--- BEGIN ---

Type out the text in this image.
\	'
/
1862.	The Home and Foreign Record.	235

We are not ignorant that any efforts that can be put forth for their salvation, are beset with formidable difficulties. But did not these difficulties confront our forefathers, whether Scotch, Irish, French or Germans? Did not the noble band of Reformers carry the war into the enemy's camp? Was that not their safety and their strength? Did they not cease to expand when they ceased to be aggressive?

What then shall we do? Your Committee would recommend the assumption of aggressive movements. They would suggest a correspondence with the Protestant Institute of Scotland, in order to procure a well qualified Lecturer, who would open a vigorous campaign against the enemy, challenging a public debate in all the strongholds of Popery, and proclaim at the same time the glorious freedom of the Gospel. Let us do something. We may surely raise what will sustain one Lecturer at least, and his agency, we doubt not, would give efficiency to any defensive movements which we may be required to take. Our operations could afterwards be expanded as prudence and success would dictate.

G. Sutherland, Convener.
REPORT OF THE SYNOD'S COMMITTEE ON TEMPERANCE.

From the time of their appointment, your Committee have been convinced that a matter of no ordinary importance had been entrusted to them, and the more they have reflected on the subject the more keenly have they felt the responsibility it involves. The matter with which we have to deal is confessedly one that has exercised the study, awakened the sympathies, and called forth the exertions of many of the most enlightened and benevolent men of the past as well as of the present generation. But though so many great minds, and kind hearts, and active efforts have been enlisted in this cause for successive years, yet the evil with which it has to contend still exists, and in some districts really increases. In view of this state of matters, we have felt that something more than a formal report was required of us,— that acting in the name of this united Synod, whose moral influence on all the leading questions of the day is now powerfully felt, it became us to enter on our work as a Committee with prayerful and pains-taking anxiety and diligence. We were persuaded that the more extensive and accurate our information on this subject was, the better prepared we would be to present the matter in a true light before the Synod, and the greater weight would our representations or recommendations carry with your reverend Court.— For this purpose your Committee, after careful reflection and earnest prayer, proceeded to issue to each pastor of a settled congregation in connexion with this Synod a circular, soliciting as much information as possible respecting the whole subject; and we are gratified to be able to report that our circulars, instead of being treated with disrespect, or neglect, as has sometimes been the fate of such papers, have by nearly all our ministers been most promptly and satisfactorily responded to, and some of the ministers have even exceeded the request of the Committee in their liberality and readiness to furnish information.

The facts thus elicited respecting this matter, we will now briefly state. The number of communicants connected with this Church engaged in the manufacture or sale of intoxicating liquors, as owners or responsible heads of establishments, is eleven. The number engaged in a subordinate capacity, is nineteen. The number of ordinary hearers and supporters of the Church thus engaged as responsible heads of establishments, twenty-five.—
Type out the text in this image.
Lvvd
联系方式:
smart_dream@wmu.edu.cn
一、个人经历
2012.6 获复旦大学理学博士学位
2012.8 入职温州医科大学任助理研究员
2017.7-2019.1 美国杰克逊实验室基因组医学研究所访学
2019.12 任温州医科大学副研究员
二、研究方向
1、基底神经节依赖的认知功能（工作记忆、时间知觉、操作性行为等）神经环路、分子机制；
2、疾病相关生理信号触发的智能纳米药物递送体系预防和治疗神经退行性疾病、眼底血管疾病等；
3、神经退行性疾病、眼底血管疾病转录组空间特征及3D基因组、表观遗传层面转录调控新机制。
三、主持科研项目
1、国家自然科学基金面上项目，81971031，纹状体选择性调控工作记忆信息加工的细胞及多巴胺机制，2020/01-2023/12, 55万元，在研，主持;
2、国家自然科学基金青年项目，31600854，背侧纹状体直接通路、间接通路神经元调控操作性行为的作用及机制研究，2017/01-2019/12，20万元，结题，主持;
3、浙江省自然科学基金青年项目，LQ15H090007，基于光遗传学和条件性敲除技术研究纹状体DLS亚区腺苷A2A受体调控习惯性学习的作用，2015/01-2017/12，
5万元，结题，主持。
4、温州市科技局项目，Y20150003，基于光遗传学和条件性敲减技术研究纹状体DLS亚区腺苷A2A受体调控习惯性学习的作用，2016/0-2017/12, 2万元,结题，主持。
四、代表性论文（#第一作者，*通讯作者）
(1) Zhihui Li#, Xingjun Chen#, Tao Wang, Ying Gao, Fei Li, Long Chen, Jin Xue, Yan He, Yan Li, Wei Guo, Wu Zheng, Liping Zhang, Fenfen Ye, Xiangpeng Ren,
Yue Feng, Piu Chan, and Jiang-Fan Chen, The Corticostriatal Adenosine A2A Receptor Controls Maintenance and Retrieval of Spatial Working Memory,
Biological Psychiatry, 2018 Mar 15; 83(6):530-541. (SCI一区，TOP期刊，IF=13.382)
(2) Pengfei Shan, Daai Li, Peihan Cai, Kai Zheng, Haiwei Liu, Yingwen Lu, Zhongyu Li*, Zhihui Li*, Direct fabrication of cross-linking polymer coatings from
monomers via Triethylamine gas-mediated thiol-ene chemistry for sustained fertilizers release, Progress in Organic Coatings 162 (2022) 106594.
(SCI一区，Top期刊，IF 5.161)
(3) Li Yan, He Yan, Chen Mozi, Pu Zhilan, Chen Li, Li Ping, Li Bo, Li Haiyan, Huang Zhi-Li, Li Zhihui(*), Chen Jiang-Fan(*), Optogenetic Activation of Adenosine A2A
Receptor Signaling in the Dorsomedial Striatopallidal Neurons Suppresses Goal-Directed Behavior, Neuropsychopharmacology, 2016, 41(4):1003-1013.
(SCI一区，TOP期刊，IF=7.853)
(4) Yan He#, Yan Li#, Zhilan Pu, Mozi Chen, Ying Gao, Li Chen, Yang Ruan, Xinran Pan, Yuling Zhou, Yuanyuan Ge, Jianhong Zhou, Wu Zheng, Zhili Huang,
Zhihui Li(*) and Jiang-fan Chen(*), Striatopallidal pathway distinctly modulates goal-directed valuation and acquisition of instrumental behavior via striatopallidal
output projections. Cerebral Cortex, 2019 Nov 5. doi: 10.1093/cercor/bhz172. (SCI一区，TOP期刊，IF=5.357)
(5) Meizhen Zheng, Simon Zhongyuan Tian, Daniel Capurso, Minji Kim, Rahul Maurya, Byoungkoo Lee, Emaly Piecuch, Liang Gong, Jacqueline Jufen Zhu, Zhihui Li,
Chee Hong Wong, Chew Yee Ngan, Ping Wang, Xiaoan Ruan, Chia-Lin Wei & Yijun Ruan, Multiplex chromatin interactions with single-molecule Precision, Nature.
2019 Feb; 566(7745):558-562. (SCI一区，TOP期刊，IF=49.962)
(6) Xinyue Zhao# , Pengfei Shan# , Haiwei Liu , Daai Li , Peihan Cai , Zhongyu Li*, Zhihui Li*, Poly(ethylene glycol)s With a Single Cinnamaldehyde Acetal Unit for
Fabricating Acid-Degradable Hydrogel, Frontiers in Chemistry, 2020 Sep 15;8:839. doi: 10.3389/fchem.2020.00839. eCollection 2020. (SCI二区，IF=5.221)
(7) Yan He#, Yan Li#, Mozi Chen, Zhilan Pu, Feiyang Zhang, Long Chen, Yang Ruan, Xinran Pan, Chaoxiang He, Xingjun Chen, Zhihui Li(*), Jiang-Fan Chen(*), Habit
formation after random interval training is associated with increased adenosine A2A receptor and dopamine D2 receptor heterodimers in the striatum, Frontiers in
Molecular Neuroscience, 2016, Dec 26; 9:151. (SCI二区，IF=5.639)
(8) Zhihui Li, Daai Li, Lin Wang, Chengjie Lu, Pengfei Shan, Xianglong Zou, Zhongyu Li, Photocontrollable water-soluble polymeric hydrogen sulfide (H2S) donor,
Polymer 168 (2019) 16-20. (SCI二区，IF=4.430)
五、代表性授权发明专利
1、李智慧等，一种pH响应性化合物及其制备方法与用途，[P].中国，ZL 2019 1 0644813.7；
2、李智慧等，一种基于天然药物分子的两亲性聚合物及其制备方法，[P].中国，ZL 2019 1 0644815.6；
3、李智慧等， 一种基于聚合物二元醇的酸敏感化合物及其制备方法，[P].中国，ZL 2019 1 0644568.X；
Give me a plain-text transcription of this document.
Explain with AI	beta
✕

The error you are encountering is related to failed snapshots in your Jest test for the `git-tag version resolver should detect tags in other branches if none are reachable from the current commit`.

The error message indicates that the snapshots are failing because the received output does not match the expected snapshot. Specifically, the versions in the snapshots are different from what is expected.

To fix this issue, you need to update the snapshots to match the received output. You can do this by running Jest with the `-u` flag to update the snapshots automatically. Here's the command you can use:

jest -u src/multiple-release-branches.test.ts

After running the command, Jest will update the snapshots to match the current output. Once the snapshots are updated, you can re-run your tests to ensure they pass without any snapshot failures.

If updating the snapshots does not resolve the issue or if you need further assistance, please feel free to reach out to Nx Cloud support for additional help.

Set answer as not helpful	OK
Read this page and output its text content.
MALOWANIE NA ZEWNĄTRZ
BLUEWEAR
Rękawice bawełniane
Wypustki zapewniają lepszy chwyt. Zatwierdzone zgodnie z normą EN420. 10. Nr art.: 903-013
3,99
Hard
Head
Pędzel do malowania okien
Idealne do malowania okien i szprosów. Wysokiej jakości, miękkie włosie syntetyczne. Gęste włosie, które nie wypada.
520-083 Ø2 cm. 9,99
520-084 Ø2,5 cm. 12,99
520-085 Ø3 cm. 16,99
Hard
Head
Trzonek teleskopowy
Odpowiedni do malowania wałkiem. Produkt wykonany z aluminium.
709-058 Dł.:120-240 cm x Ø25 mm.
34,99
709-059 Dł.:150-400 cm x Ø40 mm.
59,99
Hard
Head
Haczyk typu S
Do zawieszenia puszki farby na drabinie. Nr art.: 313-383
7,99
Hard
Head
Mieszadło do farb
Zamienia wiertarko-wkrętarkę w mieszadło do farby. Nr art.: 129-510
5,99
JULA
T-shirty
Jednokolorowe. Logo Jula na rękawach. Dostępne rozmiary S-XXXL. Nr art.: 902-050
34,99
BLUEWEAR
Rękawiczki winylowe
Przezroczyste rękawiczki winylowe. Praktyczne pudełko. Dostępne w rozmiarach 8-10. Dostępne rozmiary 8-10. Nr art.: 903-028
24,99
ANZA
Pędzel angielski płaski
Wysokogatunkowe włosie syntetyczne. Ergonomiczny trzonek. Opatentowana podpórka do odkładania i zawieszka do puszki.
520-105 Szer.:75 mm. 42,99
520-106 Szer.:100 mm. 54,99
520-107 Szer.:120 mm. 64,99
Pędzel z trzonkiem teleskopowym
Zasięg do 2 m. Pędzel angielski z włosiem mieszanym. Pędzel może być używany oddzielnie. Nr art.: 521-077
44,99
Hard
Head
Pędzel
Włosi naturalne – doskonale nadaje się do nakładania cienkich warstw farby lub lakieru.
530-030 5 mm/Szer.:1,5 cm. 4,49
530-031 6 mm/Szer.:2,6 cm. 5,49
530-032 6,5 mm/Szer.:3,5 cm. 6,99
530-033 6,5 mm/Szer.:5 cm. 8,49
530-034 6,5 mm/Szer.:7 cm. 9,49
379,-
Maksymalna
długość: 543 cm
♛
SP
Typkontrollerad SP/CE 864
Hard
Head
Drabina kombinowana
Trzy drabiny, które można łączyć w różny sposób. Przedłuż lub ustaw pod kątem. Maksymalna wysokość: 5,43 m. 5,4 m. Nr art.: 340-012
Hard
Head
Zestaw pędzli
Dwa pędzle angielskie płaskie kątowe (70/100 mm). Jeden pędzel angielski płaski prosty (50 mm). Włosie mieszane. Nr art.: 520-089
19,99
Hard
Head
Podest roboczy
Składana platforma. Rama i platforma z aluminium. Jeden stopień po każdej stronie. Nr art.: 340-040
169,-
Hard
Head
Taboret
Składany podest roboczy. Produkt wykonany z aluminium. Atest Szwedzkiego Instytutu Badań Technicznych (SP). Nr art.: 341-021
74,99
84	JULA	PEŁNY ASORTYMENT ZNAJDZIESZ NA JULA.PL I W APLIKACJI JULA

--- END ---

* **What the exercise asks**: Which lines hold the word "Peihan"? Copy all of them.

* **The result**:
(2) Pengfei Shan, Daai Li, Peihan Cai, Kai Zheng, Haiwei Liu, Yingwen Lu, Zhongyu Li*, Zhihui Li*, Direct fabrication of cross-linking polymer coatings from
(6) Xinyue Zhao# , Pengfei Shan# , Haiwei Liu , Daai Li , Peihan Cai , Zhongyu Li*, Zhihui Li*, Poly(ethylene glycol)s With a Single Cinnamaldehyde Acetal Unit for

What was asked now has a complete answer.